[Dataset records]
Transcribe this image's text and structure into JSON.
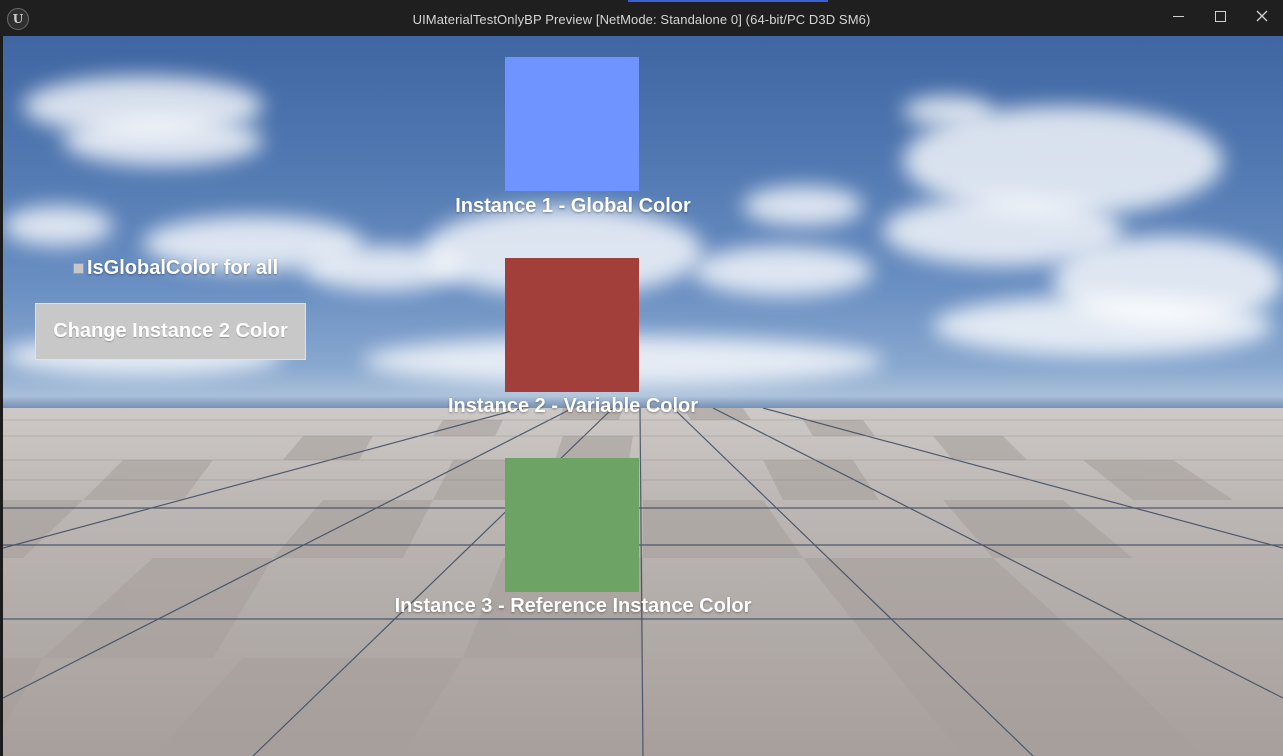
{
  "window": {
    "title": "UIMaterialTestOnlyBP Preview [NetMode: Standalone 0]  (64-bit/PC D3D SM6)",
    "logo_glyph": "U",
    "controls": {
      "minimize_icon": "minimize-icon",
      "maximize_icon": "maximize-icon",
      "close_icon": "close-icon"
    }
  },
  "controls": {
    "global_color_checkbox": {
      "label": "IsGlobalColor for all",
      "checked": false
    },
    "change_button_label": "Change Instance 2 Color"
  },
  "instances": [
    {
      "label": "Instance 1 - Global Color",
      "color": "#7094ff"
    },
    {
      "label": "Instance 2 - Variable Color",
      "color": "#a23f3b"
    },
    {
      "label": "Instance 3 - Reference Instance Color",
      "color": "#6ea366"
    }
  ]
}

## [WORK TO BE COMPLETED]
Write out the data precisely as given, excluding the pictures.

## [FULL OUTPUT]
Transcribe this image's text and structure into JSON.
{
  "window": {
    "title": "UIMaterialTestOnlyBP Preview [NetMode: Standalone 0]  (64-bit/PC D3D SM6)",
    "logo_glyph": "U",
    "controls": {
      "minimize_icon": "minimize-icon",
      "maximize_icon": "maximize-icon",
      "close_icon": "close-icon"
    }
  },
  "controls": {
    "global_color_checkbox": {
      "label": "IsGlobalColor for all",
      "checked": false
    },
    "change_button_label": "Change Instance 2 Color"
  },
  "instances": [
    {
      "label": "Instance 1 - Global Color",
      "color": "#7094ff"
    },
    {
      "label": "Instance 2 - Variable Color",
      "color": "#a23f3b"
    },
    {
      "label": "Instance 3 - Reference Instance Color",
      "color": "#6ea366"
    }
  ]
}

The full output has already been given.